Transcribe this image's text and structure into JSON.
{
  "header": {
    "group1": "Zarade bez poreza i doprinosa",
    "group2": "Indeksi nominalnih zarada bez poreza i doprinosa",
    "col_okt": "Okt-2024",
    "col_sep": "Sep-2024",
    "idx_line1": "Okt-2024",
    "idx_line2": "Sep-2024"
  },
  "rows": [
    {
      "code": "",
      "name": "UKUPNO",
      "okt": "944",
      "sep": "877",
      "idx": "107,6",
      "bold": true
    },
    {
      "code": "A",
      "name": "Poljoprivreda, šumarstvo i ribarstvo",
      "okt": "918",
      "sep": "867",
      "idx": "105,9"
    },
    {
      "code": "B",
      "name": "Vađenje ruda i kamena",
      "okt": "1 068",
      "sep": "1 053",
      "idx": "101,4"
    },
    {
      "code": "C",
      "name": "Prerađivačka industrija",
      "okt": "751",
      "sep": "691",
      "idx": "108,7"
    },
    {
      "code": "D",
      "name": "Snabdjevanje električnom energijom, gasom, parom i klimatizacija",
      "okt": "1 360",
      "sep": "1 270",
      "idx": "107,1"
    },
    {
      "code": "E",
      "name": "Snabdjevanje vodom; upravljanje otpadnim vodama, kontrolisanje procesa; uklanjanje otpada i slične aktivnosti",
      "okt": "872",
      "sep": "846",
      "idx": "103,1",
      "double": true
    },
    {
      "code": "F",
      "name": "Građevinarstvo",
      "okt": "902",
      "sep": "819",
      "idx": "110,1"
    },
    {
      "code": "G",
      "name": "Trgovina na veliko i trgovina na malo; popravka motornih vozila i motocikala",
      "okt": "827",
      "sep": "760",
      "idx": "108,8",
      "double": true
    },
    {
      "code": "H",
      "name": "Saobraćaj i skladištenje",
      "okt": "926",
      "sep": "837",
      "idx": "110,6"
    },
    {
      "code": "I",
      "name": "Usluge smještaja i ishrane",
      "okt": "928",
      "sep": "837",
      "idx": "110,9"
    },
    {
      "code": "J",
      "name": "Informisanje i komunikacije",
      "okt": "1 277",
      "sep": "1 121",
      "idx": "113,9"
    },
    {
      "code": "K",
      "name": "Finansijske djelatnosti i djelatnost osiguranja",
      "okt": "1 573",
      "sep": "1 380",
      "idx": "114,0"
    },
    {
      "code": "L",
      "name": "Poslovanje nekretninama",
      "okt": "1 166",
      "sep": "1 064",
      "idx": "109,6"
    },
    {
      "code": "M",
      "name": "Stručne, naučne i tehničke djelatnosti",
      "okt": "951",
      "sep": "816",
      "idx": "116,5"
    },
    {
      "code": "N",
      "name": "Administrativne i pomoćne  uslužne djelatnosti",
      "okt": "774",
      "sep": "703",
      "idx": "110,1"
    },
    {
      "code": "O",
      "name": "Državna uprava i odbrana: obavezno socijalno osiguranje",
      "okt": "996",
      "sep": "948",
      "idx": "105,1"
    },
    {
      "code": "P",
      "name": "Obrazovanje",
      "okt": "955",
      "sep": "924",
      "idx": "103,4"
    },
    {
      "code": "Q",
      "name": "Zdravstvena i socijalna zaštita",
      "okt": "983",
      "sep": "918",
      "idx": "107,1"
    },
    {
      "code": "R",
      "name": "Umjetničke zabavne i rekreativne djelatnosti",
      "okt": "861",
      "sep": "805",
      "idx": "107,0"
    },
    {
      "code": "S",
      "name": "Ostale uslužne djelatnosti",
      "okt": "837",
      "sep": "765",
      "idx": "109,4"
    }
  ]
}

### What the task requires
Show all lines from the records above where the word "Snabdjevanje" occurs.

### Answer below
      "name": "Snabdjevanje električnom energijom, gasom, parom i klimatizacija",
      "name": "Snabdjevanje vodom; upravljanje otpadnim vodama, kontrolisanje procesa; uklanjanje otpada i slične aktivnosti",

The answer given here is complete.